*Work instructions*
Copy out each line of the data that holds the word "into".

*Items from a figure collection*
------
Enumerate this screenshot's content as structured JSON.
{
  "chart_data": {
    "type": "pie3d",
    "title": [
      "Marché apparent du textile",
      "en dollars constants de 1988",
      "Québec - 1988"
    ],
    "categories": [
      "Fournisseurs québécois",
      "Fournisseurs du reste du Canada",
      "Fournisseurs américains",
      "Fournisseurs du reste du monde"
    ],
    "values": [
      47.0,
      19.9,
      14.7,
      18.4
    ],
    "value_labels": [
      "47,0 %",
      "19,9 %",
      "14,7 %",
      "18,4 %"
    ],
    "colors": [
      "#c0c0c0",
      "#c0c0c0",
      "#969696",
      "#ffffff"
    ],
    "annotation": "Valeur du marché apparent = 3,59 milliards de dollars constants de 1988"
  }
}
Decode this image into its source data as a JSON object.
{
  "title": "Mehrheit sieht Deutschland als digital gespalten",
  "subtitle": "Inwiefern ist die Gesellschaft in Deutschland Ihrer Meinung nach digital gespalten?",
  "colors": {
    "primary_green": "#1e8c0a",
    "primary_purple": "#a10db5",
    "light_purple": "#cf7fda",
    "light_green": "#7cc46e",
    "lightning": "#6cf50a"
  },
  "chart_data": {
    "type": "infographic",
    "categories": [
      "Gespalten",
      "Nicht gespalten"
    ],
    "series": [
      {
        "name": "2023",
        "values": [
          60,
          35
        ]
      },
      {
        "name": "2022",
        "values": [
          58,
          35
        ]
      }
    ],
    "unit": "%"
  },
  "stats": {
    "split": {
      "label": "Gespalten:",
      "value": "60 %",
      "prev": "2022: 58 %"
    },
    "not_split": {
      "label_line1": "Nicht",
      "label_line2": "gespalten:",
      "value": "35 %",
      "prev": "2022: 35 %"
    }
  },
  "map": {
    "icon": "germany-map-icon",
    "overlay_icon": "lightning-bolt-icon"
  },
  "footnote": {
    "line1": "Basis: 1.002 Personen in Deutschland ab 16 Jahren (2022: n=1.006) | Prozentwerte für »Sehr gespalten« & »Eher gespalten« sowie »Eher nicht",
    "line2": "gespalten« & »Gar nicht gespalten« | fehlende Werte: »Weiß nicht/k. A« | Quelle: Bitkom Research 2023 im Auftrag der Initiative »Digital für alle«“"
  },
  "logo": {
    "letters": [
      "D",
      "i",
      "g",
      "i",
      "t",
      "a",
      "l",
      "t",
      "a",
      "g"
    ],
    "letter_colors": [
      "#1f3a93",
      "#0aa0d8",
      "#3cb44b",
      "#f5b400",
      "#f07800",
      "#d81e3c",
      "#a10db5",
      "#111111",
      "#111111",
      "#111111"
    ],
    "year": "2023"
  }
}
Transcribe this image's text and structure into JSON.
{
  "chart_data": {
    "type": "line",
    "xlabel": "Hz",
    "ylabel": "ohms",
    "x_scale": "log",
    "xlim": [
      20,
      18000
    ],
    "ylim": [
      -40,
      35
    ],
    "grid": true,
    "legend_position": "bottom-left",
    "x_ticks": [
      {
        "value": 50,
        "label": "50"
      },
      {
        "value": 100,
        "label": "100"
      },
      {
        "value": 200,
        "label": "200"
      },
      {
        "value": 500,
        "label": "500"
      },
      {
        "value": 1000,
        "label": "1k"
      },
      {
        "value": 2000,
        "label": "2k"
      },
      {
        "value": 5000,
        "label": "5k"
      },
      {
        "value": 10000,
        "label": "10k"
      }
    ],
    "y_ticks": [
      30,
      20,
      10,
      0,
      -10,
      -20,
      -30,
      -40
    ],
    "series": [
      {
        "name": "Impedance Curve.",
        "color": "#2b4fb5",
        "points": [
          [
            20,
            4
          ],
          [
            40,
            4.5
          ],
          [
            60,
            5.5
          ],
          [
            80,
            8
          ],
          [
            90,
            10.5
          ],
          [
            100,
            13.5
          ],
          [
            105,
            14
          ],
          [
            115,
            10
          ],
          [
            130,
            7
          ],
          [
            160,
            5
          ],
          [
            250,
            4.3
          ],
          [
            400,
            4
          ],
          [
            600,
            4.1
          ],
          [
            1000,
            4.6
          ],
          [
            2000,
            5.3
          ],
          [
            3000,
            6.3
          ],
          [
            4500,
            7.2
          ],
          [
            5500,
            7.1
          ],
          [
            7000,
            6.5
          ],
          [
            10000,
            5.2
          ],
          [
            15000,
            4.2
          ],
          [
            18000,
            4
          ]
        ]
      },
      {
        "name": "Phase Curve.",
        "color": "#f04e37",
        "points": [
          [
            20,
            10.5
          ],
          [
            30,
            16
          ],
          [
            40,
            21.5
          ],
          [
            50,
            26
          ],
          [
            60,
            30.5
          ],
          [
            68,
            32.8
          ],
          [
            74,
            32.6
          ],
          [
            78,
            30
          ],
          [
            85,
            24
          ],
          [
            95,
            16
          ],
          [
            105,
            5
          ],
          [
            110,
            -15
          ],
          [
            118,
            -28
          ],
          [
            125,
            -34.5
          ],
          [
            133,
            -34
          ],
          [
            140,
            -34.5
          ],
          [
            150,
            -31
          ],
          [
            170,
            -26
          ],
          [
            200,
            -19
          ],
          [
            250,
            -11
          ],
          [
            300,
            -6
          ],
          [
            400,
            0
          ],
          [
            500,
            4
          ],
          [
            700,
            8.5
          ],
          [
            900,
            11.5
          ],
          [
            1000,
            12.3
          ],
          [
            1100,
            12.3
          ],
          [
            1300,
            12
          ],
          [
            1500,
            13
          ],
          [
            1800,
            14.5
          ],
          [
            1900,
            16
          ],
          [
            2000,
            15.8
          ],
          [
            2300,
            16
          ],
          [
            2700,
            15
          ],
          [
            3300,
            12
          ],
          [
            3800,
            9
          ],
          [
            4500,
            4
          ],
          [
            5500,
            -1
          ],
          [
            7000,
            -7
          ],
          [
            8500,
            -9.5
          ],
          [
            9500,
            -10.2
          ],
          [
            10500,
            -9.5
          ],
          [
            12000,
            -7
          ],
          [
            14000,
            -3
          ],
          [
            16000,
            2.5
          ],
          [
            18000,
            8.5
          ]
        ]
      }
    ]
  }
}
------
*Written response*
Decode this image into its source data as a JSON object.
Transcribe this image's text and structure into JSON.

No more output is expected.